▶ [Consigne écrite]
Dans l'extrait sur la lettre de Charles-Quint aux Lausannois, relevez tous les destinataires que la suscription de la lettre énumère.

Si les lettres des empereurs Sigismond et Frédéric III peuvent laisser subsister des doutes sur la prétention de la ville de Lausanne à être considérée comme cité impériale[2], ces doutes tombent en présence des termes de la lettre adressée, le 5 juillet 1536, par Charles-Quint, aux Lausannois pour les adjurer de demeurer fidèles à la foi catholique. Voici cette lettre, dans la traduction qu’a bien voulu nous en faire M. le professeur André Kohler.


Aux honorables, nos chers et fidèles sujets du Saint-Empire, les bourgmestre, conseillers et communauté de notre ville impériale de Lausanne, à tous et un chacun.

Charles, par la grâce divine empereur des Romains, Auguste, etc.

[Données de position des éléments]
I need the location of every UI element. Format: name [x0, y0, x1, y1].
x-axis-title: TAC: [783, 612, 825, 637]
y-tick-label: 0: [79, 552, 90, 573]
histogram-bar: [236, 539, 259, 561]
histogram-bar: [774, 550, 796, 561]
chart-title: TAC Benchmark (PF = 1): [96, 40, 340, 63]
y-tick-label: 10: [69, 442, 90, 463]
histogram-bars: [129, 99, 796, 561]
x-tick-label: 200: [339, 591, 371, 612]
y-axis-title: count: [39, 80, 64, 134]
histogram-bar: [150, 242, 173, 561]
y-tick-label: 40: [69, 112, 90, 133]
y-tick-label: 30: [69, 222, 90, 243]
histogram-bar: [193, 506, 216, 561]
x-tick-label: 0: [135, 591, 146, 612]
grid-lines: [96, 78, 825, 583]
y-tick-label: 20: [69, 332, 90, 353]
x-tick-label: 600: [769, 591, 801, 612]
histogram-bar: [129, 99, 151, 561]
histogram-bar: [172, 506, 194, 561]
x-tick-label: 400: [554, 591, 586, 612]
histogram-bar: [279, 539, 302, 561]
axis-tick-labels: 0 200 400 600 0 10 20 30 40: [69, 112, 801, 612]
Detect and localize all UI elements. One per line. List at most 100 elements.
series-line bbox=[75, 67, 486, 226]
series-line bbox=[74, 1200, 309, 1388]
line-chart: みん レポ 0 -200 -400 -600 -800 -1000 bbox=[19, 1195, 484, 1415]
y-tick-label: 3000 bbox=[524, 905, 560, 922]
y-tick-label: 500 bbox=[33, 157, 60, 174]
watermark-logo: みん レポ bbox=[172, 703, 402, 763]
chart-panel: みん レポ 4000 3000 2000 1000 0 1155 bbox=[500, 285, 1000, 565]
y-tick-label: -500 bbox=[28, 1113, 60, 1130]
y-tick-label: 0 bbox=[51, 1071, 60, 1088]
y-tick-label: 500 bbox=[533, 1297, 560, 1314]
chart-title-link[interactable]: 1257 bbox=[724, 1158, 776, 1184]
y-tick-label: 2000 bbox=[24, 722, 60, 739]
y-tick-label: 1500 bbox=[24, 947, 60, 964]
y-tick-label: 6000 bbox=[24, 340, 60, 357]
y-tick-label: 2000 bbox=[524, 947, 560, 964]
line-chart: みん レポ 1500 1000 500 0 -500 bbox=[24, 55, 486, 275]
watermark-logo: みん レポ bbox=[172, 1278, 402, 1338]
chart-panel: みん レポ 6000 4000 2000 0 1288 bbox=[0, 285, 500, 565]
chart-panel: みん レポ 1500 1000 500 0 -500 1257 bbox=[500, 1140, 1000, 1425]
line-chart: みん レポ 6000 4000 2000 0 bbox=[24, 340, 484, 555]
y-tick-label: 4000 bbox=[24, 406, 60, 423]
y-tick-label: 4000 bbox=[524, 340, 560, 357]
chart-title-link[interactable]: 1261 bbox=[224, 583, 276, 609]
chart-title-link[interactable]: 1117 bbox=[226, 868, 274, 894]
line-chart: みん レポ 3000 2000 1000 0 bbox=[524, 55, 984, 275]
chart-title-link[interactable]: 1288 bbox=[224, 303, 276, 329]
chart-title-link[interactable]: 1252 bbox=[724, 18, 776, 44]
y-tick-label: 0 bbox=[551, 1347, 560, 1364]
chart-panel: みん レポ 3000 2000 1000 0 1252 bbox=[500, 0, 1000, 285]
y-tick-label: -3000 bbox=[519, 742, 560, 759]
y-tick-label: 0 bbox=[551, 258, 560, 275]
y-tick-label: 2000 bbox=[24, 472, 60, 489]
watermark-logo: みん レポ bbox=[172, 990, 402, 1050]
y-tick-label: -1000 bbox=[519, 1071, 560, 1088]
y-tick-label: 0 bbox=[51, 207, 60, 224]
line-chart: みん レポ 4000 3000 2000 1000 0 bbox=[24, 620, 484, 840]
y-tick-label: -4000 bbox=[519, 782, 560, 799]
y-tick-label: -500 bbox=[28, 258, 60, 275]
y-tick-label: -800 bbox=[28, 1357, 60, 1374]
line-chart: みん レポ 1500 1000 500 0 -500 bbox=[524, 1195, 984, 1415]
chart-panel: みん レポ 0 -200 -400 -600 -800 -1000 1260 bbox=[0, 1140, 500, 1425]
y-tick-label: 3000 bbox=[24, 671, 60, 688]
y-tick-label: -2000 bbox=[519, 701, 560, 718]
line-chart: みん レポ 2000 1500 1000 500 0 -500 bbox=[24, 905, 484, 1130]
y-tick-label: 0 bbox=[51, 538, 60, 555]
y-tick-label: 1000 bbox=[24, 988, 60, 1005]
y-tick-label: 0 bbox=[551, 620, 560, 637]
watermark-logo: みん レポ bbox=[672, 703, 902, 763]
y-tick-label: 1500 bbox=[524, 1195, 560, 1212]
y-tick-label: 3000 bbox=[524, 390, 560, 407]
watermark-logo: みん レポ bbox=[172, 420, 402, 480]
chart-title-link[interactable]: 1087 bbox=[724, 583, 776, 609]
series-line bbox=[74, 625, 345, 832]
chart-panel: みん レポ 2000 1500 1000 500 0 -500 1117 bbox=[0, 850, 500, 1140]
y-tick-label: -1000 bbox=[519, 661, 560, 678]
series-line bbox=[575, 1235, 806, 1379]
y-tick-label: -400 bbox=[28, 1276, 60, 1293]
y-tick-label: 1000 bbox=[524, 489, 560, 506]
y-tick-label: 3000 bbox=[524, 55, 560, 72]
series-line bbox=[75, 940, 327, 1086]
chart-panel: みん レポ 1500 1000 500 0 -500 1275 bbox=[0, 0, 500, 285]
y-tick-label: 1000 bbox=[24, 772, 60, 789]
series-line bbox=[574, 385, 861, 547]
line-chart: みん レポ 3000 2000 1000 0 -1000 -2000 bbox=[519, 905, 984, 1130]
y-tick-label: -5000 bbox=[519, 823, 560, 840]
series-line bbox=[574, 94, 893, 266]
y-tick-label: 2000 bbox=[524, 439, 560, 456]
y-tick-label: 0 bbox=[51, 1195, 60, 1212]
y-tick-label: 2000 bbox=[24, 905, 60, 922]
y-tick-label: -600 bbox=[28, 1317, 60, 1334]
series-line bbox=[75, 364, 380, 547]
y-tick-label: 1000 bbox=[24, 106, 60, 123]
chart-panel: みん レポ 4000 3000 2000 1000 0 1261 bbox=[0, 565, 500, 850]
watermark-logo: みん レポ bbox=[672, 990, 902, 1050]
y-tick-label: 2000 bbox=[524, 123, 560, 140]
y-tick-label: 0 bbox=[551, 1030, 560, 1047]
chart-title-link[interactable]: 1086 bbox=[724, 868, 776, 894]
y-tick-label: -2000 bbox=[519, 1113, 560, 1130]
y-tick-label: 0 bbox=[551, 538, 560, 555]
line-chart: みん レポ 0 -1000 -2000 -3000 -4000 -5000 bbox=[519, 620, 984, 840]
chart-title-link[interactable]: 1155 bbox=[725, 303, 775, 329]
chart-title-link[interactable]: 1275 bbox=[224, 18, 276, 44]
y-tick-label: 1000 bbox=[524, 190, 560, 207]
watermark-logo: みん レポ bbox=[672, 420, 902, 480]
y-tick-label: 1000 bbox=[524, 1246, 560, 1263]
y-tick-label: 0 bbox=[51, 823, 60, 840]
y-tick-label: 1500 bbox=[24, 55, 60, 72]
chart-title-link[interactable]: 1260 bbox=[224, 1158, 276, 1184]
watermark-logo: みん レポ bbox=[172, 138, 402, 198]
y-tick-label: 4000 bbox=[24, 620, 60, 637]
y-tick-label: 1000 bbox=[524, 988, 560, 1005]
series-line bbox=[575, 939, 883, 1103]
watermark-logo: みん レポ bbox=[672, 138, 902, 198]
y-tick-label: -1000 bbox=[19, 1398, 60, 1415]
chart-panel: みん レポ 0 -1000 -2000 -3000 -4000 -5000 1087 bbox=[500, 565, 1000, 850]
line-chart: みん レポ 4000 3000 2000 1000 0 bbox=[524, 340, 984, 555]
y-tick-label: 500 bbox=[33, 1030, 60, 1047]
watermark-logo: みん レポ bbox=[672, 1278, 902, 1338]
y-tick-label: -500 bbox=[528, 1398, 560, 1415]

▶ [Résultat de l'exercice]
- les bourgmestre
- les conseillers
- la communauté de la ville impériale de Lausanne